Given instruction = Copy every line of the records below exactly as it appears.

## Start

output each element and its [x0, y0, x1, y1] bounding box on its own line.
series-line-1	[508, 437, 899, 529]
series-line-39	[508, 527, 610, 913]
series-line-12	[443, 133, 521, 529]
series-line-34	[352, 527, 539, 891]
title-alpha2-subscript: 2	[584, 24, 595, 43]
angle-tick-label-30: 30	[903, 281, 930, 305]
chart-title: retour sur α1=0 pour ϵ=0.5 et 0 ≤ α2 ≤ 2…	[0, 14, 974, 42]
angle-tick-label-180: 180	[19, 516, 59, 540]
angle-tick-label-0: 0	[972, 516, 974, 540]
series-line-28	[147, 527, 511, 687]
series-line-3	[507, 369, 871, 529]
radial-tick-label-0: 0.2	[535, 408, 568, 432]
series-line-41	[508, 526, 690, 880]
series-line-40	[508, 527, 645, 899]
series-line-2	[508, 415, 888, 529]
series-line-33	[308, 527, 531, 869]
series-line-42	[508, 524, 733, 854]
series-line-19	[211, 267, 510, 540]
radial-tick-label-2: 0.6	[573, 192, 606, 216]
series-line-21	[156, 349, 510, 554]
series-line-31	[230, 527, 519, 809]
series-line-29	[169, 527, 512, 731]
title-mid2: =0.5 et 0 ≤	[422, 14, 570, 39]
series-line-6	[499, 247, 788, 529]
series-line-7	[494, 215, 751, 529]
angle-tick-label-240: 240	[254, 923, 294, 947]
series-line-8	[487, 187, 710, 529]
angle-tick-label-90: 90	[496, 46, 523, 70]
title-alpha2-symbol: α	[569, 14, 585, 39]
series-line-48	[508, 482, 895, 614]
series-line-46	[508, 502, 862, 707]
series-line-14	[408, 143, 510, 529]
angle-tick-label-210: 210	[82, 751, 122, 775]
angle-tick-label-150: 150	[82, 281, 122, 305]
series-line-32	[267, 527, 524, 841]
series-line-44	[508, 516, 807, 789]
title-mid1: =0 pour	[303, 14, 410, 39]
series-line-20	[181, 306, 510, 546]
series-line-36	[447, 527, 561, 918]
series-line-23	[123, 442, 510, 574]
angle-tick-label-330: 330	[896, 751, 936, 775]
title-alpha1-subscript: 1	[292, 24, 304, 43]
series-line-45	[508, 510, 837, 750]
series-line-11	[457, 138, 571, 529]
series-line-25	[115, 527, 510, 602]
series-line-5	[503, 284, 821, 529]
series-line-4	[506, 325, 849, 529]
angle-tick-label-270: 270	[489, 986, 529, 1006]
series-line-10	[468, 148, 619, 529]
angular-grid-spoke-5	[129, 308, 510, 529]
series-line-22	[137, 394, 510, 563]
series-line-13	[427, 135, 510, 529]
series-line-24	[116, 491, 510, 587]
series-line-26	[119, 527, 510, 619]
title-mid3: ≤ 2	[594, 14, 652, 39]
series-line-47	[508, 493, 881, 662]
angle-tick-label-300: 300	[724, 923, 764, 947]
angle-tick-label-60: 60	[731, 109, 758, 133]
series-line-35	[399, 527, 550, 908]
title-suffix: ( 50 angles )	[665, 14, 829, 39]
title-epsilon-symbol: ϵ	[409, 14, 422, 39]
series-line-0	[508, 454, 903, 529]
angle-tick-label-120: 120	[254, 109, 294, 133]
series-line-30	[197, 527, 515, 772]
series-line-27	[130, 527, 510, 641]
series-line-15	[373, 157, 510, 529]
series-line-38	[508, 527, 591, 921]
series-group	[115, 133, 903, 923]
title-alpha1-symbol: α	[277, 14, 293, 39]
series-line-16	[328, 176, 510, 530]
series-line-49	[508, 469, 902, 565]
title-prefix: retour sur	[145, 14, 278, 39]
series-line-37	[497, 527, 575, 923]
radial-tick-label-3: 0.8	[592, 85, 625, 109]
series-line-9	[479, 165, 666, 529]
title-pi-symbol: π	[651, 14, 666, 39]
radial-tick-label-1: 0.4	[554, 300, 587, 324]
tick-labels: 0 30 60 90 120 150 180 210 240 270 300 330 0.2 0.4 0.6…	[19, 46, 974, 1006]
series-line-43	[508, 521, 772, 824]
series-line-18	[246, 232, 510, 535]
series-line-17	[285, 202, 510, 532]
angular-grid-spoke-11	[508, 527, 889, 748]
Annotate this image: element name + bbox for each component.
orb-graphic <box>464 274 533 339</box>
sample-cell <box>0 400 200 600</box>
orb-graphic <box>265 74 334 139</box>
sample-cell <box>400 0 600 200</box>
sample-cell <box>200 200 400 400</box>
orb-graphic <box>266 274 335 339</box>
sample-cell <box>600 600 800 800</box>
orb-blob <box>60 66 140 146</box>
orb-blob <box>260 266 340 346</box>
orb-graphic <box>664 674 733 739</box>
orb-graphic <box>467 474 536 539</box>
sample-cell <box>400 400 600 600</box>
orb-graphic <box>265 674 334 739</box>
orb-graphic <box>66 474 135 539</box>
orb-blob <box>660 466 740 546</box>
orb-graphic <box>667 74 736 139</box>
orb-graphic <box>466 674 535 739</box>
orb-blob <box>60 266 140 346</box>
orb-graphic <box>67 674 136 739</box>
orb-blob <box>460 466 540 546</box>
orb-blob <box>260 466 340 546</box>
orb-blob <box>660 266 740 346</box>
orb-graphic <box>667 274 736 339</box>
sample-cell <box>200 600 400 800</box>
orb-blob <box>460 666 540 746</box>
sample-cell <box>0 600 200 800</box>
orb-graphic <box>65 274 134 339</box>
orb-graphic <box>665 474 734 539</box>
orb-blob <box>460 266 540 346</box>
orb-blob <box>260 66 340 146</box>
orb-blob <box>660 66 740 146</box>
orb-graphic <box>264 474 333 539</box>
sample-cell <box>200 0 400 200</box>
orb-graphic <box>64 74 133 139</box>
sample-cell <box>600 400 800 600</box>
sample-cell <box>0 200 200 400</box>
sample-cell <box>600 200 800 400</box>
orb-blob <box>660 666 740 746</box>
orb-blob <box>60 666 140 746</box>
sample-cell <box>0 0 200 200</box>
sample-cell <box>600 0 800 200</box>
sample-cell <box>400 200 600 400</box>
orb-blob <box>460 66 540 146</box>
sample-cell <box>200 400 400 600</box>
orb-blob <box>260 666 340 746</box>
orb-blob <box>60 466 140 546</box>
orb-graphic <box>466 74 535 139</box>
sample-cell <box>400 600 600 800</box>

## End

Response below =
output each element and its [x0, y0, x1, y1] bounding box on its own line.
series-line-1	[508, 437, 899, 529]
series-line-39	[508, 527, 610, 913]
series-line-12	[443, 133, 521, 529]
series-line-34	[352, 527, 539, 891]
title-alpha2-subscript: 2	[584, 24, 595, 43]
angle-tick-label-30: 30	[903, 281, 930, 305]
chart-title: retour sur α1=0 pour ϵ=0.5 et 0 ≤ α2 ≤ 2…	[0, 14, 974, 42]
angle-tick-label-180: 180	[19, 516, 59, 540]
angle-tick-label-0: 0	[972, 516, 974, 540]
series-line-28	[147, 527, 511, 687]
series-line-3	[507, 369, 871, 529]
radial-tick-label-0: 0.2	[535, 408, 568, 432]
series-line-41	[508, 526, 690, 880]
series-line-40	[508, 527, 645, 899]
series-line-2	[508, 415, 888, 529]
series-line-33	[308, 527, 531, 869]
series-line-42	[508, 524, 733, 854]
series-line-19	[211, 267, 510, 540]
radial-tick-label-2: 0.6	[573, 192, 606, 216]
series-line-21	[156, 349, 510, 554]
series-line-31	[230, 527, 519, 809]
series-line-29	[169, 527, 512, 731]
title-mid2: =0.5 et 0 ≤	[422, 14, 570, 39]
series-line-6	[499, 247, 788, 529]
series-line-7	[494, 215, 751, 529]
angle-tick-label-240: 240	[254, 923, 294, 947]
series-line-8	[487, 187, 710, 529]
angle-tick-label-90: 90	[496, 46, 523, 70]
title-alpha2-symbol: α	[569, 14, 585, 39]
series-line-48	[508, 482, 895, 614]
series-line-46	[508, 502, 862, 707]
series-line-14	[408, 143, 510, 529]
angle-tick-label-210: 210	[82, 751, 122, 775]
angle-tick-label-150: 150	[82, 281, 122, 305]
series-line-32	[267, 527, 524, 841]
series-line-44	[508, 516, 807, 789]
title-mid1: =0 pour	[303, 14, 410, 39]
series-line-20	[181, 306, 510, 546]
series-line-36	[447, 527, 561, 918]
series-line-23	[123, 442, 510, 574]
angle-tick-label-330: 330	[896, 751, 936, 775]
title-alpha1-subscript: 1	[292, 24, 304, 43]
series-line-45	[508, 510, 837, 750]
series-line-11	[457, 138, 571, 529]
series-line-25	[115, 527, 510, 602]
series-line-5	[503, 284, 821, 529]
series-line-4	[506, 325, 849, 529]
angle-tick-label-270: 270	[489, 986, 529, 1006]
series-line-10	[468, 148, 619, 529]
angular-grid-spoke-5	[129, 308, 510, 529]
series-line-22	[137, 394, 510, 563]
series-line-13	[427, 135, 510, 529]
series-line-24	[116, 491, 510, 587]
series-line-26	[119, 527, 510, 619]
title-mid3: ≤ 2	[594, 14, 652, 39]
series-line-47	[508, 493, 881, 662]
angle-tick-label-300: 300	[724, 923, 764, 947]
angle-tick-label-60: 60	[731, 109, 758, 133]
series-line-35	[399, 527, 550, 908]
title-suffix: ( 50 angles )	[665, 14, 829, 39]
title-epsilon-symbol: ϵ	[409, 14, 422, 39]
series-line-0	[508, 454, 903, 529]
angle-tick-label-120: 120	[254, 109, 294, 133]
series-line-30	[197, 527, 515, 772]
series-line-27	[130, 527, 510, 641]
series-line-15	[373, 157, 510, 529]
series-line-38	[508, 527, 591, 921]
series-group	[115, 133, 903, 923]
title-alpha1-symbol: α	[277, 14, 293, 39]
series-line-16	[328, 176, 510, 530]
series-line-49	[508, 469, 902, 565]
title-prefix: retour sur	[145, 14, 278, 39]
series-line-37	[497, 527, 575, 923]
radial-tick-label-3: 0.8	[592, 85, 625, 109]
series-line-9	[479, 165, 666, 529]
title-pi-symbol: π	[651, 14, 666, 39]
radial-tick-label-1: 0.4	[554, 300, 587, 324]
tick-labels: 0 30 60 90 120 150 180 210 240 270 300 330 0.2 0.4 0.6…	[19, 46, 974, 1006]
series-line-43	[508, 521, 772, 824]
series-line-18	[246, 232, 510, 535]
series-line-17	[285, 202, 510, 532]
angular-grid-spoke-11	[508, 527, 889, 748]
Annotate this image: element name + bbox for each component.
orb-graphic <box>464 274 533 339</box>
sample-cell <box>0 400 200 600</box>
orb-graphic <box>265 74 334 139</box>
sample-cell <box>400 0 600 200</box>
sample-cell <box>200 200 400 400</box>
orb-graphic <box>266 274 335 339</box>
sample-cell <box>600 600 800 800</box>
orb-blob <box>60 66 140 146</box>
orb-blob <box>260 266 340 346</box>
orb-graphic <box>664 674 733 739</box>
orb-graphic <box>467 474 536 539</box>
sample-cell <box>400 400 600 600</box>
orb-graphic <box>265 674 334 739</box>
orb-graphic <box>66 474 135 539</box>
orb-blob <box>660 466 740 546</box>
orb-graphic <box>667 74 736 139</box>
orb-graphic <box>466 674 535 739</box>
orb-blob <box>60 266 140 346</box>
orb-graphic <box>67 674 136 739</box>
orb-blob <box>460 466 540 546</box>
orb-blob <box>260 466 340 546</box>
orb-blob <box>660 266 740 346</box>
orb-graphic <box>667 274 736 339</box>
sample-cell <box>200 600 400 800</box>
orb-blob <box>460 666 540 746</box>
sample-cell <box>0 600 200 800</box>
orb-graphic <box>65 274 134 339</box>
orb-graphic <box>665 474 734 539</box>
orb-blob <box>460 266 540 346</box>
orb-blob <box>260 66 340 146</box>
orb-blob <box>660 66 740 146</box>
orb-graphic <box>264 474 333 539</box>
sample-cell <box>200 0 400 200</box>
orb-graphic <box>64 74 133 139</box>
sample-cell <box>600 400 800 600</box>
sample-cell <box>0 200 200 400</box>
sample-cell <box>600 200 800 400</box>
orb-blob <box>660 666 740 746</box>
orb-blob <box>60 666 140 746</box>
sample-cell <box>0 0 200 200</box>
sample-cell <box>600 0 800 200</box>
sample-cell <box>400 200 600 400</box>
orb-blob <box>460 66 540 146</box>
sample-cell <box>200 400 400 600</box>
orb-blob <box>260 666 340 746</box>
orb-blob <box>60 466 140 546</box>
orb-graphic <box>466 74 535 139</box>
sample-cell <box>400 600 600 800</box>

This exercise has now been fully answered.